> Aim: Can you copy out every one of the entries below, line for line and unchanged?

> Dataset records:
──────────
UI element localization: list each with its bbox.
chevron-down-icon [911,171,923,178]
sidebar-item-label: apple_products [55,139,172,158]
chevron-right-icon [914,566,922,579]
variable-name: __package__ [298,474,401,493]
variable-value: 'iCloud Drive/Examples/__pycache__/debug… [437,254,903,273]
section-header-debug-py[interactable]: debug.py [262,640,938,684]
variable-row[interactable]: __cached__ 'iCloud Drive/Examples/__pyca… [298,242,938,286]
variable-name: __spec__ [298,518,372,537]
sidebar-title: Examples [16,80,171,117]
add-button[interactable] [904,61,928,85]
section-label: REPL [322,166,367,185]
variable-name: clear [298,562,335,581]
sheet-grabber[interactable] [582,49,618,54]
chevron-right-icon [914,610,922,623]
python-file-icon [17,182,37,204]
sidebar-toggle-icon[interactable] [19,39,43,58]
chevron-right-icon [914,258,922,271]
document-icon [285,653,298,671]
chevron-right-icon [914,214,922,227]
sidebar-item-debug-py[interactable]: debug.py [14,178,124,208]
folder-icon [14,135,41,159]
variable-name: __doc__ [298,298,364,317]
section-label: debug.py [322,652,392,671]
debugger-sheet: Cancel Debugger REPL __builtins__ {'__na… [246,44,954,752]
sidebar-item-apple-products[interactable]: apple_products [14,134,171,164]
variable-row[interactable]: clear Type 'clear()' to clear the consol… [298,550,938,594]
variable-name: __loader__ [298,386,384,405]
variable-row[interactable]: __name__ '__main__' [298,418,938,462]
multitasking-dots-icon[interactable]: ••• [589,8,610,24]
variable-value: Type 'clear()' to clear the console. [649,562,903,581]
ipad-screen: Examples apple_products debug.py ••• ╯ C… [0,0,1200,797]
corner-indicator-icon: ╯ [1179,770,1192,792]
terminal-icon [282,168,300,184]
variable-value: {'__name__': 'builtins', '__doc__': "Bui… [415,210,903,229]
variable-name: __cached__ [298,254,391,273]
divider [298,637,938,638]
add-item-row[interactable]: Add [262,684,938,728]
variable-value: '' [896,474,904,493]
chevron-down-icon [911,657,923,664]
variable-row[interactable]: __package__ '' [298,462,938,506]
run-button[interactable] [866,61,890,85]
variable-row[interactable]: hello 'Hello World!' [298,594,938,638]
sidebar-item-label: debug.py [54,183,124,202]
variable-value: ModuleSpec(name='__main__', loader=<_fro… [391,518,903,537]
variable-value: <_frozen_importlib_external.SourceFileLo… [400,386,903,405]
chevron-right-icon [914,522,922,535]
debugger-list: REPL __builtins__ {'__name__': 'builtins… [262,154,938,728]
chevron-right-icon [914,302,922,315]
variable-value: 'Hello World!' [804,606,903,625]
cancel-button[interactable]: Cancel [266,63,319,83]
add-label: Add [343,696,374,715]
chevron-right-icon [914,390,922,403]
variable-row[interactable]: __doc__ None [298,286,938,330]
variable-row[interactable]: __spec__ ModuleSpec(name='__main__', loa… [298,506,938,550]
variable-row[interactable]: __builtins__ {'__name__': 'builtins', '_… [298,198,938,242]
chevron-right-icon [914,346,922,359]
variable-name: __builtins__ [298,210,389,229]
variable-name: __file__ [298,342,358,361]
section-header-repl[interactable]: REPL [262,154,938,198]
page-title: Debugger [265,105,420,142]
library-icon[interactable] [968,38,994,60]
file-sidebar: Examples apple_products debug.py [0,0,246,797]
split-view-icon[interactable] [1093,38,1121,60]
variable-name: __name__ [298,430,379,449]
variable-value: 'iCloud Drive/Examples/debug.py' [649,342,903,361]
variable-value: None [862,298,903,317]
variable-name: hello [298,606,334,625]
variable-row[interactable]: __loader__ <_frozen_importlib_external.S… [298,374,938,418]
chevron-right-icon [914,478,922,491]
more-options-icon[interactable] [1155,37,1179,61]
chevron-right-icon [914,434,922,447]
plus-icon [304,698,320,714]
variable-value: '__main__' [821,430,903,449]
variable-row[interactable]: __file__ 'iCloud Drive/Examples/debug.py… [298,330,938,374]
──────────
> Answer in full:
UI element localization: list each with its bbox.
chevron-down-icon [911,171,923,178]
sidebar-item-label: apple_products [55,139,172,158]
chevron-right-icon [914,566,922,579]
variable-name: __package__ [298,474,401,493]
variable-value: 'iCloud Drive/Examples/__pycache__/debug… [437,254,903,273]
section-header-debug-py[interactable]: debug.py [262,640,938,684]
variable-row[interactable]: __cached__ 'iCloud Drive/Examples/__pyca… [298,242,938,286]
variable-name: __spec__ [298,518,372,537]
sidebar-title: Examples [16,80,171,117]
add-button[interactable] [904,61,928,85]
section-label: REPL [322,166,367,185]
variable-name: clear [298,562,335,581]
sheet-grabber[interactable] [582,49,618,54]
chevron-right-icon [914,610,922,623]
python-file-icon [17,182,37,204]
sidebar-toggle-icon[interactable] [19,39,43,58]
chevron-right-icon [914,258,922,271]
document-icon [285,653,298,671]
chevron-right-icon [914,214,922,227]
sidebar-item-debug-py[interactable]: debug.py [14,178,124,208]
folder-icon [14,135,41,159]
variable-name: __doc__ [298,298,364,317]
section-label: debug.py [322,652,392,671]
debugger-sheet: Cancel Debugger REPL __builtins__ {'__na… [246,44,954,752]
sidebar-item-apple-products[interactable]: apple_products [14,134,171,164]
variable-row[interactable]: clear Type 'clear()' to clear the consol… [298,550,938,594]
variable-name: __loader__ [298,386,384,405]
variable-row[interactable]: __name__ '__main__' [298,418,938,462]
multitasking-dots-icon[interactable]: ••• [589,8,610,24]
variable-value: Type 'clear()' to clear the console. [649,562,903,581]
ipad-screen: Examples apple_products debug.py ••• ╯ C… [0,0,1200,797]
corner-indicator-icon: ╯ [1179,770,1192,792]
terminal-icon [282,168,300,184]
variable-value: {'__name__': 'builtins', '__doc__': "Bui… [415,210,903,229]
variable-name: __cached__ [298,254,391,273]
divider [298,637,938,638]
add-item-row[interactable]: Add [262,684,938,728]
variable-value: '' [896,474,904,493]
chevron-down-icon [911,657,923,664]
variable-row[interactable]: __package__ '' [298,462,938,506]
run-button[interactable] [866,61,890,85]
variable-row[interactable]: hello 'Hello World!' [298,594,938,638]
sidebar-item-label: debug.py [54,183,124,202]
variable-value: ModuleSpec(name='__main__', loader=<_fro… [391,518,903,537]
variable-value: <_frozen_importlib_external.SourceFileLo… [400,386,903,405]
chevron-right-icon [914,522,922,535]
debugger-list: REPL __builtins__ {'__name__': 'builtins… [262,154,938,728]
chevron-right-icon [914,302,922,315]
variable-value: 'Hello World!' [804,606,903,625]
cancel-button[interactable]: Cancel [266,63,319,83]
add-label: Add [343,696,374,715]
chevron-right-icon [914,390,922,403]
variable-row[interactable]: __doc__ None [298,286,938,330]
variable-row[interactable]: __spec__ ModuleSpec(name='__main__', loa… [298,506,938,550]
variable-row[interactable]: __builtins__ {'__name__': 'builtins', '_… [298,198,938,242]
chevron-right-icon [914,346,922,359]
variable-name: __builtins__ [298,210,389,229]
variable-name: __file__ [298,342,358,361]
section-header-repl[interactable]: REPL [262,154,938,198]
page-title: Debugger [265,105,420,142]
library-icon[interactable] [968,38,994,60]
file-sidebar: Examples apple_products debug.py [0,0,246,797]
split-view-icon[interactable] [1093,38,1121,60]
variable-name: __name__ [298,430,379,449]
variable-value: 'iCloud Drive/Examples/debug.py' [649,342,903,361]
variable-value: None [862,298,903,317]
variable-name: hello [298,606,334,625]
variable-row[interactable]: __loader__ <_frozen_importlib_external.S… [298,374,938,418]
chevron-right-icon [914,478,922,491]
more-options-icon[interactable] [1155,37,1179,61]
chevron-right-icon [914,434,922,447]
plus-icon [304,698,320,714]
variable-value: '__main__' [821,430,903,449]
variable-row[interactable]: __file__ 'iCloud Drive/Examples/debug.py… [298,330,938,374]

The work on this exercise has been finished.